▽

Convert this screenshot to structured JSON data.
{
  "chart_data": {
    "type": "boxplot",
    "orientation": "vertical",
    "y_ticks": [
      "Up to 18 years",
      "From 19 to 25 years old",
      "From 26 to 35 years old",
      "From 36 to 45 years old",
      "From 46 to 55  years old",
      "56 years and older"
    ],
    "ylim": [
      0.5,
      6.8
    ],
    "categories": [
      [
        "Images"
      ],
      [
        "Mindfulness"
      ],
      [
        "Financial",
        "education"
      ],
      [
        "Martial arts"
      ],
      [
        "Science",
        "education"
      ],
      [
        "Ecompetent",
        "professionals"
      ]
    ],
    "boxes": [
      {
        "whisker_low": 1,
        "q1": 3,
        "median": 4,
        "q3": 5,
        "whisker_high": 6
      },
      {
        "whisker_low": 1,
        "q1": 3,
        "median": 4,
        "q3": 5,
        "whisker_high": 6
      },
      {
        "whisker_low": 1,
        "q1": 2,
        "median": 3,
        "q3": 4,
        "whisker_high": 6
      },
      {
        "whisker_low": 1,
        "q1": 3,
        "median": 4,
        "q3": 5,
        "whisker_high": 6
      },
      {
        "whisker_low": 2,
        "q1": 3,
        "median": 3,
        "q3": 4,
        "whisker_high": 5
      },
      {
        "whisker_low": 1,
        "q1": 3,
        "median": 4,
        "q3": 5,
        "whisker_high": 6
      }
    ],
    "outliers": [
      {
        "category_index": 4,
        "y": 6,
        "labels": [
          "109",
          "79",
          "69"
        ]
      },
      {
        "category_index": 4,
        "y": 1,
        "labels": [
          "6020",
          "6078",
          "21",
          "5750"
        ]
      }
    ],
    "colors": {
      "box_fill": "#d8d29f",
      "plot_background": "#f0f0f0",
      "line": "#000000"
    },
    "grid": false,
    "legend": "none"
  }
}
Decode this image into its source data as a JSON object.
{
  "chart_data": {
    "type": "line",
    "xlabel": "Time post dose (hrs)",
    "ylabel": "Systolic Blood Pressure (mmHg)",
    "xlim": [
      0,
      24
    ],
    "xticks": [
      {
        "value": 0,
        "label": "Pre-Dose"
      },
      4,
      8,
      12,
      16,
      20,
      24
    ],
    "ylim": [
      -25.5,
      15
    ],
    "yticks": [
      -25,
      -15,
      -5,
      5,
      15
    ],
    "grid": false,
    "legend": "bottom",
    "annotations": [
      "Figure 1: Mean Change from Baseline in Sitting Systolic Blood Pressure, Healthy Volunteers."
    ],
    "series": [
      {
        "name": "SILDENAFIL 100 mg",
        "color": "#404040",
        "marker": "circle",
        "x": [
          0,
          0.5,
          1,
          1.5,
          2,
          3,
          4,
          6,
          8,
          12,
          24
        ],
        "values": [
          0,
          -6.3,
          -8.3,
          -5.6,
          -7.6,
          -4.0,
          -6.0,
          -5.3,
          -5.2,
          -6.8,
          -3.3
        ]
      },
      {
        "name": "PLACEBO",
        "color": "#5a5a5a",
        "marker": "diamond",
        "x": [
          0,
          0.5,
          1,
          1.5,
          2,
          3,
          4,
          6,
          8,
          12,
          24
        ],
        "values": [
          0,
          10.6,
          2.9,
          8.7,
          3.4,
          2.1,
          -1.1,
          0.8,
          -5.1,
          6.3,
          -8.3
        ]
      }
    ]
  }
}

△

Exercise directions -
Select every line of the records holding the string "JSON".

Correct output -
Convert this screenshot to structured JSON data.
Decode this image into its source data as a JSON object.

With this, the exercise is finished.